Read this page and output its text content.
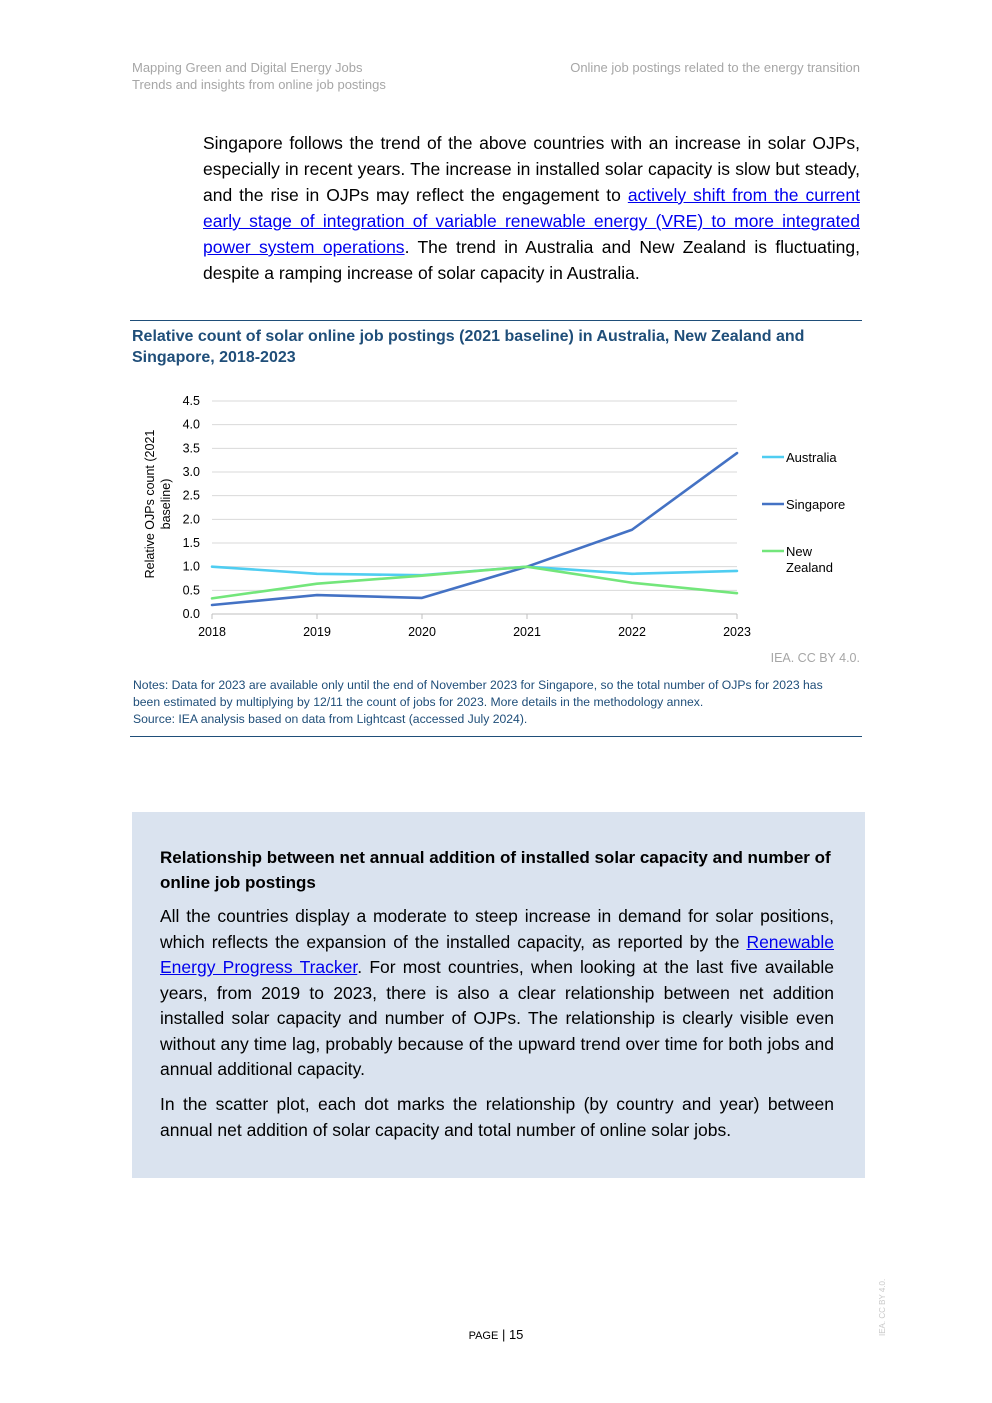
Mapping Green and Digital Energy Jobs
Trends and insights from online job postings
Online job postings related to the energy transition
Singapore follows the trend of the above countries with an increase in solar OJPs, especially in recent years. The increase in installed solar capacity is slow but steady, and the rise in OJPs may reflect the engagement to actively shift from the current early stage of integration of variable renewable energy (VRE) to more integrated power system operations. The trend in Australia and New Zealand is fluctuating, despite a ramping increase of solar capacity in Australia.
Relative count of solar online job postings (2021 baseline) in Australia, New Zealand and Singapore, 2018-2023
0.0
0.5
1.0
1.5
2.0
2.5
3.0
3.5
4.0
4.5
2018	2019	2020	2021	2022	2023
Australia
Singapore
New
Zealand
Relative OJPs count (2021 baseline)
IEA. CC BY 4.0.
Notes: Data for 2023 are available only until the end of November 2023 for Singapore, so the total number of OJPs for 2023 has been estimated by multiplying by 12/11 the count of jobs for 2023. More details in the methodology annex.
Source: IEA analysis based on data from Lightcast (accessed July 2024).
Relationship between net annual addition of installed solar capacity and number of online job postings
All the countries display a moderate to steep increase in demand for solar positions, which reflects the expansion of the installed capacity, as reported by the Renewable Energy Progress Tracker. For most countries, when looking at the last five available years, from 2019 to 2023, there is also a clear relationship between net addition installed solar capacity and number of OJPs. The relationship is clearly visible even without any time lag, probably because of the upward trend over time for both jobs and annual additional capacity.
In the scatter plot, each dot marks the relationship (by country and year) between annual net addition of solar capacity and total number of online solar jobs.
PAGE | 15	IEA. CC BY 4.0.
--------------------
### Task
Identify the lines of the data that contain the word "installed". Copy each of them.

### Solution
Singapore follows the trend of the above countries with an increase in solar OJPs, especially in recent years. The increase in installed solar capacity is slow but steady, and the rise in OJPs may reflect the engagement to actively shift from the current early stage of integration of variable renewable energy (VRE) to more integrated power system operations. The trend in Australia and New Zealand is fluctuating, despite a ramping increase of solar capacity in Australia.
Relationship between net annual addition of installed solar capacity and number of online job postings
All the countries display a moderate to steep increase in demand for solar positions, which reflects the expansion of the installed capacity, as reported by the Renewable Energy Progress Tracker. For most countries, when looking at the last five available years, from 2019 to 2023, there is also a clear relationship between net addition installed solar capacity and number of OJPs. The relationship is clearly visible even without any time lag, probably because of the upward trend over time for both jobs and annual additional capacity.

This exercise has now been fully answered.